Copy out the records precisely, omitting pictures.

Collection entries
------------------------------

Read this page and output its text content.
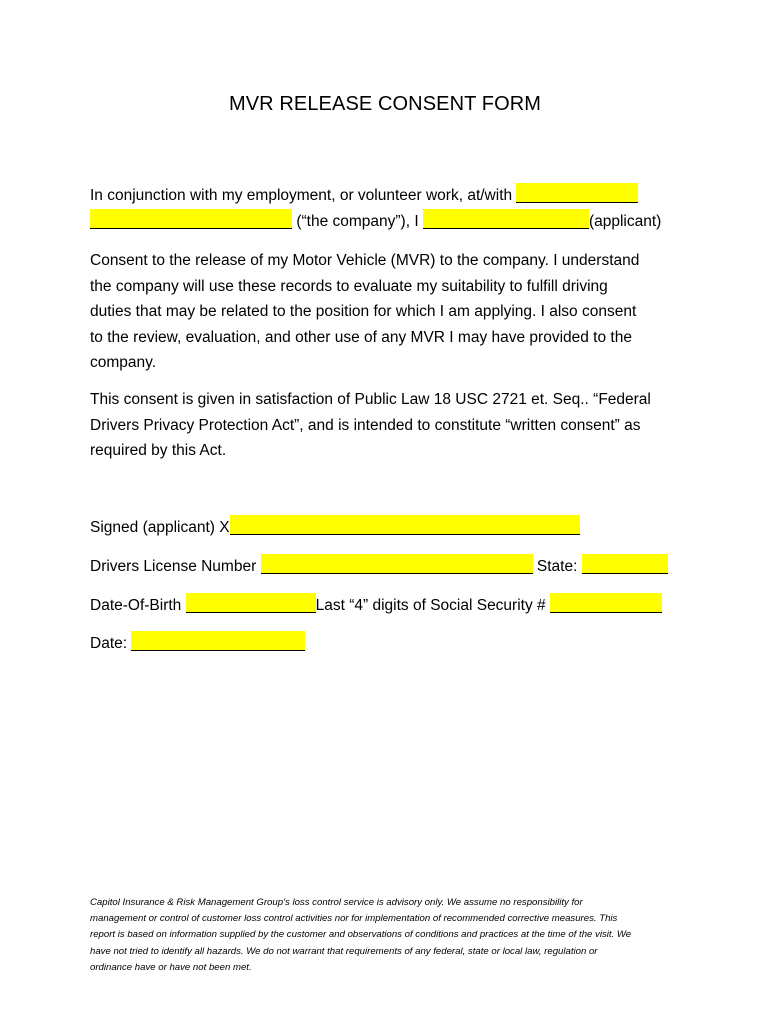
MVR RELEASE CONSENT FORM
In conjunction with my employment, or volunteer work, at/with
(“the company”), I	(applicant)
Consent to the release of my Motor Vehicle (MVR) to the company. I understand
the company will use these records to evaluate my suitability to fulfill driving
duties that may be related to the position for which I am applying. I also consent
to the review, evaluation, and other use of any MVR I may have provided to the
company.
This consent is given in satisfaction of Public Law 18 USC 2721 et. Seq.. “Federal
Drivers Privacy Protection Act”, and is intended to constitute “written consent” as
required by this Act.
Signed (applicant) X
Drivers License Number	State:
Date-Of-Birth	Last “4” digits of Social Security #
Date:
Capitol Insurance & Risk Management Group’s loss control service is advisory only. We assume no responsibility for
management or control of customer loss control activities nor for implementation of recommended corrective measures. This
report is based on information supplied by the customer and observations of conditions and practices at the time of the visit. We
have not tried to identify all hazards. We do not warrant that requirements of any federal, state or local law, regulation or
ordinance have or have not been met.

------------------------------

REPLY.
Read this page and output its text content.
MVR RELEASE CONSENT FORM
In conjunction with my employment, or volunteer work, at/with
(“the company”), I	(applicant)
Consent to the release of my Motor Vehicle (MVR) to the company. I understand
the company will use these records to evaluate my suitability to fulfill driving
duties that may be related to the position for which I am applying. I also consent
to the review, evaluation, and other use of any MVR I may have provided to the
company.
This consent is given in satisfaction of Public Law 18 USC 2721 et. Seq.. “Federal
Drivers Privacy Protection Act”, and is intended to constitute “written consent” as
required by this Act.
Signed (applicant) X
Drivers License Number	State:
Date-Of-Birth	Last “4” digits of Social Security #
Date:
Capitol Insurance & Risk Management Group’s loss control service is advisory only. We assume no responsibility for
management or control of customer loss control activities nor for implementation of recommended corrective measures. This
report is based on information supplied by the customer and observations of conditions and practices at the time of the visit. We
have not tried to identify all hazards. We do not warrant that requirements of any federal, state or local law, regulation or
ordinance have or have not been met.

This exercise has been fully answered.